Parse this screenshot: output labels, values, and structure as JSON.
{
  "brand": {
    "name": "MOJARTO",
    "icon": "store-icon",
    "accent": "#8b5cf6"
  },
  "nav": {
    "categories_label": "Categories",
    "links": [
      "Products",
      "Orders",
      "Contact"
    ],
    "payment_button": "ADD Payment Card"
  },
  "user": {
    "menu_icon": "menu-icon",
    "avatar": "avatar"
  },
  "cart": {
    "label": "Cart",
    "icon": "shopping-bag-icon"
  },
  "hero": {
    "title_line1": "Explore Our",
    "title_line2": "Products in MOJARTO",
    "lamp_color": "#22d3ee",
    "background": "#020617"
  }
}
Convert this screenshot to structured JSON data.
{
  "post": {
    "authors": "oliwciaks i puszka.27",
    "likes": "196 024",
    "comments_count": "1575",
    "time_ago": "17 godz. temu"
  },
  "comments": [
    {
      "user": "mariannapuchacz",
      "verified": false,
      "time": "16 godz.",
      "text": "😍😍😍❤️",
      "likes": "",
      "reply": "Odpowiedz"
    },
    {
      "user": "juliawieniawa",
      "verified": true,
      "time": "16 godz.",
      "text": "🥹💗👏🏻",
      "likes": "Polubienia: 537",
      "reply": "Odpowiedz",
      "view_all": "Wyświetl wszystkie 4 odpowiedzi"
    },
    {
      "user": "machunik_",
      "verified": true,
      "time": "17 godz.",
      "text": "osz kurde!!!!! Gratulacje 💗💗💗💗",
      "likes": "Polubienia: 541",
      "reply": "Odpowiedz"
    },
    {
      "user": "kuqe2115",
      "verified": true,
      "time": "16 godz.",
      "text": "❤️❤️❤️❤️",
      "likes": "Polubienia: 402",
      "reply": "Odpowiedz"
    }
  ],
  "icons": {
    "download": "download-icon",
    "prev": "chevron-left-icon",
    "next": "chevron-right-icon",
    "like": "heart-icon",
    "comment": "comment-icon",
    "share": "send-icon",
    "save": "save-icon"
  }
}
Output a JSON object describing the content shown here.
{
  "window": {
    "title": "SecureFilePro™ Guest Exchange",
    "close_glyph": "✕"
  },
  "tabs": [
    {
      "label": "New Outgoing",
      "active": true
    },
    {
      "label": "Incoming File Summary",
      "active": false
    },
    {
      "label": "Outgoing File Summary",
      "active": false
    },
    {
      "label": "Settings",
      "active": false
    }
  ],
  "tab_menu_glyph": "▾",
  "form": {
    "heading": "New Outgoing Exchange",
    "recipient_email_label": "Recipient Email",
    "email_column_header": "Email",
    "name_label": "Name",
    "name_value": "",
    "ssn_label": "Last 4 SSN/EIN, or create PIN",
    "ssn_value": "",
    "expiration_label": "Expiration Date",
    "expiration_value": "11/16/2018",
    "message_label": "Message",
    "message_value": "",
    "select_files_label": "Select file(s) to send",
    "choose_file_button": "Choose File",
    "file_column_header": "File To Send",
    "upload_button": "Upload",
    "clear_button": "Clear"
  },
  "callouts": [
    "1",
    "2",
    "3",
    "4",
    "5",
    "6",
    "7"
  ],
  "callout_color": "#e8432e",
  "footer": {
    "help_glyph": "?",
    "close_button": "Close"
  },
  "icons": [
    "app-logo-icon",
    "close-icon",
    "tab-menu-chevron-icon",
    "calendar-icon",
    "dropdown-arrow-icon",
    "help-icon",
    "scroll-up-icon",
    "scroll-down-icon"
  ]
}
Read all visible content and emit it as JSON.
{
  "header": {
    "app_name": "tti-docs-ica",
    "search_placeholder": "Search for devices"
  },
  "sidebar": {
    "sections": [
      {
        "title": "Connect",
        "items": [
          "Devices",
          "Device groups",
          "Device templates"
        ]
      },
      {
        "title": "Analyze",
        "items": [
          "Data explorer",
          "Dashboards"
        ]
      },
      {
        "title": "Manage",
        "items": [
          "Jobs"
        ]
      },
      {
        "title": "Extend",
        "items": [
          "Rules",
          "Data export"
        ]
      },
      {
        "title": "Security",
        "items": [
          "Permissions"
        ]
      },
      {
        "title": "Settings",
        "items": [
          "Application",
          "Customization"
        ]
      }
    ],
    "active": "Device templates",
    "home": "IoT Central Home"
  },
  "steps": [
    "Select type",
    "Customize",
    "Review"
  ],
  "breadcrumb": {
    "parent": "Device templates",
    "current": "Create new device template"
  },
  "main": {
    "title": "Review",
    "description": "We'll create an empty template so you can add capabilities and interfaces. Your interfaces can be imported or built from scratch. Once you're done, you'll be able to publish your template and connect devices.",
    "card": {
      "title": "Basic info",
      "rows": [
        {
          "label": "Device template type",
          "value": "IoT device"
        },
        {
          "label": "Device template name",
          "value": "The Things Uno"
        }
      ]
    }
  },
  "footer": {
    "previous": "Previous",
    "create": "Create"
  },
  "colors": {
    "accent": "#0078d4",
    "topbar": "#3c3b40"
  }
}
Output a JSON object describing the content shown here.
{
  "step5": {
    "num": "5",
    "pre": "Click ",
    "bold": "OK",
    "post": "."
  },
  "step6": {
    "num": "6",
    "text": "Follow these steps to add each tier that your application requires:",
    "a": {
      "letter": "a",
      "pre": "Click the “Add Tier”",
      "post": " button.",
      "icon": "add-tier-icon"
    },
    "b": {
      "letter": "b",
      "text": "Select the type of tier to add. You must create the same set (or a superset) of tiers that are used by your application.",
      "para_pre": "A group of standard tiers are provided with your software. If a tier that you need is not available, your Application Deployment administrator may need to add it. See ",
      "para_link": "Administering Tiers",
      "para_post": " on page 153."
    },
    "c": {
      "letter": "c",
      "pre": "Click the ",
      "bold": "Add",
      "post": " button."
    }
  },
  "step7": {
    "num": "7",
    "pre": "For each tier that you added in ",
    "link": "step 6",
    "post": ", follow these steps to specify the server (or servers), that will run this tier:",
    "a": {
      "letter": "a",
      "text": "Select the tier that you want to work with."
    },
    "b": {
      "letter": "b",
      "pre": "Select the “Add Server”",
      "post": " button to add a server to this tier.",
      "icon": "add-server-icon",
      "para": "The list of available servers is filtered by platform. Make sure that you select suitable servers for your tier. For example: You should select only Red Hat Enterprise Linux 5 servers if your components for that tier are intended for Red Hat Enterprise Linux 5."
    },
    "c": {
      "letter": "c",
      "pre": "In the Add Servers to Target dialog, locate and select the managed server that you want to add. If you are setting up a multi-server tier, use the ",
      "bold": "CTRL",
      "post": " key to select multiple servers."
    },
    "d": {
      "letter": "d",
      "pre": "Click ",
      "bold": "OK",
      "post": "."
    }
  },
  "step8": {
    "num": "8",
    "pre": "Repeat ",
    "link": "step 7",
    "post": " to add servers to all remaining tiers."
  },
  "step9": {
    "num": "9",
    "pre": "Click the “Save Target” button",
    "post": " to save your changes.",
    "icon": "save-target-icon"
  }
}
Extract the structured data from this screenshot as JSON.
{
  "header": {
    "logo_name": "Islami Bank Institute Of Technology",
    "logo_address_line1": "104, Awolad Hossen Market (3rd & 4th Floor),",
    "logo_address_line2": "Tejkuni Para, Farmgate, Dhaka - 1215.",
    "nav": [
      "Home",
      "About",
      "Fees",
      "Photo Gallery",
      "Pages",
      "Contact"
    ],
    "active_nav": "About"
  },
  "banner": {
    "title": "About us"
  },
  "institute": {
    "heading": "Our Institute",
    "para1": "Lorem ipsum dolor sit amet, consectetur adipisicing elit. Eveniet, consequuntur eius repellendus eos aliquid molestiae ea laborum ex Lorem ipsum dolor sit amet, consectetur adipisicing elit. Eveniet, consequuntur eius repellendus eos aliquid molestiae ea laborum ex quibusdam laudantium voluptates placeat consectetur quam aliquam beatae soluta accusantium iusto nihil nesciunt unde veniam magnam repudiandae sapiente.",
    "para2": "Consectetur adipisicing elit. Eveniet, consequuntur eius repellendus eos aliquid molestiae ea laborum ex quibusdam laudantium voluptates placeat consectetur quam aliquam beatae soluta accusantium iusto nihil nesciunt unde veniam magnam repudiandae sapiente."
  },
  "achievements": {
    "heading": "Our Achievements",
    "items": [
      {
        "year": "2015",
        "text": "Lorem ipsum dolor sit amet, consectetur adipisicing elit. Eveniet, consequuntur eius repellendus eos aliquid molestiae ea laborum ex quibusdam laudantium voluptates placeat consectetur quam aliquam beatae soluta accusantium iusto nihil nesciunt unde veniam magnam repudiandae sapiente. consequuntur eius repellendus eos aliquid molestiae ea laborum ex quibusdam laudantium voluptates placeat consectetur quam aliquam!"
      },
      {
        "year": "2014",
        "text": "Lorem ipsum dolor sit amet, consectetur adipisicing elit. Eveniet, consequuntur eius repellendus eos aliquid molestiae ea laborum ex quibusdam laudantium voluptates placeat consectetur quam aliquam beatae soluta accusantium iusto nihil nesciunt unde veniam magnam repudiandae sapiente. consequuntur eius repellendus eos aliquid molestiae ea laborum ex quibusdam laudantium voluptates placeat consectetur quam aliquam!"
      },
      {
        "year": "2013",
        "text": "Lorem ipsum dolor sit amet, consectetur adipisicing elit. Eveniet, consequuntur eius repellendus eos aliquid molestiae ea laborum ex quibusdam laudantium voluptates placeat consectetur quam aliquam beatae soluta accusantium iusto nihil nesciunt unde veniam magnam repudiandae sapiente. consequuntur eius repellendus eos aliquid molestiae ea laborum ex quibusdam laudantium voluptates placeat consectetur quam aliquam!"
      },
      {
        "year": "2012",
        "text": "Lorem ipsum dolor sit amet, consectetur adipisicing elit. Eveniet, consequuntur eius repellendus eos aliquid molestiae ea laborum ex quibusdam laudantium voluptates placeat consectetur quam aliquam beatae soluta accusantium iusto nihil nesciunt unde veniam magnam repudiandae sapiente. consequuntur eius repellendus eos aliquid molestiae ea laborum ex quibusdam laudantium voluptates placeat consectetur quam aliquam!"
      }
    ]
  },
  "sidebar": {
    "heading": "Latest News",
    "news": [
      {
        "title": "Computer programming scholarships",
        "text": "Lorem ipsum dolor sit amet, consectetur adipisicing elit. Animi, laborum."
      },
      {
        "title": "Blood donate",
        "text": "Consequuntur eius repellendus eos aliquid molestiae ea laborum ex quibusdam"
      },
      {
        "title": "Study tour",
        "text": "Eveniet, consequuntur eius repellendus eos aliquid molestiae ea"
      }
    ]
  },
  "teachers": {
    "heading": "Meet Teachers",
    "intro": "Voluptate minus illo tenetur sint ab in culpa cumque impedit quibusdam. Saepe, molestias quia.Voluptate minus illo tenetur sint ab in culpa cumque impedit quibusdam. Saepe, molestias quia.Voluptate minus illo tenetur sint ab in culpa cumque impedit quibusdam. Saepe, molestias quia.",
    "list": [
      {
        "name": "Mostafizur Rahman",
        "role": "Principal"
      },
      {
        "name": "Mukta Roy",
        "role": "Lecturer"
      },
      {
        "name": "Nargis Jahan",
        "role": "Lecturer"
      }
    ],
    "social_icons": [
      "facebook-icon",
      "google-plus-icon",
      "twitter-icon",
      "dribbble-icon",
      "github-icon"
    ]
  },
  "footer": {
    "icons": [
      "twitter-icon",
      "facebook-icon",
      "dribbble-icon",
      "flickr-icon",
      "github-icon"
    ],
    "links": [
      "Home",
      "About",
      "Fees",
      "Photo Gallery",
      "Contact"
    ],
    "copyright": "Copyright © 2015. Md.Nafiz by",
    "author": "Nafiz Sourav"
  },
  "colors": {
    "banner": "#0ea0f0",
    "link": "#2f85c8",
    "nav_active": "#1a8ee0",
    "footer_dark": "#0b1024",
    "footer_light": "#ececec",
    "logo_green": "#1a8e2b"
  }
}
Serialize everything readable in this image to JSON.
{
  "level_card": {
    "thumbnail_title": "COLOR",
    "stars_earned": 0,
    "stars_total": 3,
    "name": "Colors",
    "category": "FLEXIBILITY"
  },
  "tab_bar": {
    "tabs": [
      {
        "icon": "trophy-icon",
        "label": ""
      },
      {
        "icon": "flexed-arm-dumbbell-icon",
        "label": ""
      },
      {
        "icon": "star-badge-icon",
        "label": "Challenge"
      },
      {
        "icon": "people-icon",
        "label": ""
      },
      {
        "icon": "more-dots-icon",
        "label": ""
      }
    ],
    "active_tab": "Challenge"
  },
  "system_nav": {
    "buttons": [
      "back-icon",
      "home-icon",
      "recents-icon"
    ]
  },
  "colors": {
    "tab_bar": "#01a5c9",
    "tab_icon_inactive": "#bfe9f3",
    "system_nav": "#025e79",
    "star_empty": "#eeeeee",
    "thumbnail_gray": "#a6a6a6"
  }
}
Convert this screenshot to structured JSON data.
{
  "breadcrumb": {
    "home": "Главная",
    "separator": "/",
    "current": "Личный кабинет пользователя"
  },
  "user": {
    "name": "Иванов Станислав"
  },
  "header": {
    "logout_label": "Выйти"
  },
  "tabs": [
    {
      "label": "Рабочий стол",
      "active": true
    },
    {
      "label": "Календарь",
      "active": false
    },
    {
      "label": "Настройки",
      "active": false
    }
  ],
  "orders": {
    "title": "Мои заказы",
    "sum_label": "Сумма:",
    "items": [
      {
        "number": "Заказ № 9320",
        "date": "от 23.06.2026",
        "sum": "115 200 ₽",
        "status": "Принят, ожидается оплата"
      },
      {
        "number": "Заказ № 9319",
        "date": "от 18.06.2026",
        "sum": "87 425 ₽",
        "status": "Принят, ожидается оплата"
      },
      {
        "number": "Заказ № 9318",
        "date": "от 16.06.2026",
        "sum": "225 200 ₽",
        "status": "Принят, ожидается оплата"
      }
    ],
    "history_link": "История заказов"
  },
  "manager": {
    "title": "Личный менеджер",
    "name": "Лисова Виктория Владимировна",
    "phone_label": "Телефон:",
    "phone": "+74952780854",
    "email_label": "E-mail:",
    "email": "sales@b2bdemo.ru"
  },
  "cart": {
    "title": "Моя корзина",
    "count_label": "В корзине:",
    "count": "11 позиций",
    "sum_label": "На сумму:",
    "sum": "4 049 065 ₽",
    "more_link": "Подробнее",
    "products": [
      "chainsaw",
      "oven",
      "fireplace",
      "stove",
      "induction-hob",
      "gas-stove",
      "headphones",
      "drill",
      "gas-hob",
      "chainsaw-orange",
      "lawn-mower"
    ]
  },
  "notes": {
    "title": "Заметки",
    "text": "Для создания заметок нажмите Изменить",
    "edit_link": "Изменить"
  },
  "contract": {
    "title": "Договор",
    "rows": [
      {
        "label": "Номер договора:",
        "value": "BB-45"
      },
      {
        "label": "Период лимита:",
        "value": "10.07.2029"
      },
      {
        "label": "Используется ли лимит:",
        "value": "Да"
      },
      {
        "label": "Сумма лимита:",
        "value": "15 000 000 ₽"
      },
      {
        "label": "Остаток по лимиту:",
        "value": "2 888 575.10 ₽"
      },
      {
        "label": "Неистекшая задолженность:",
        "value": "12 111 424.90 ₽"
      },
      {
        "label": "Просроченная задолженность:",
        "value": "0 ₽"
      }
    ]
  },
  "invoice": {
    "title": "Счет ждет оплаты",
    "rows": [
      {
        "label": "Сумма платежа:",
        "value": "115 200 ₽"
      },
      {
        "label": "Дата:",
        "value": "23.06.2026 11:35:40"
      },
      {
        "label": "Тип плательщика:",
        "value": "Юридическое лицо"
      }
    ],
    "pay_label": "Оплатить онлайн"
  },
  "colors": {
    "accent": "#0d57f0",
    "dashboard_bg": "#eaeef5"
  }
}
+ + +
* **Your task**
From the entries above, list each line with "screenshot" in it.

* **Task result**
Parse this screenshot: output labels, values, and structure as JSON.
Convert this screenshot to structured JSON data.
Extract the structured data from this screenshot as JSON.
Convert this screenshot to structured JSON data.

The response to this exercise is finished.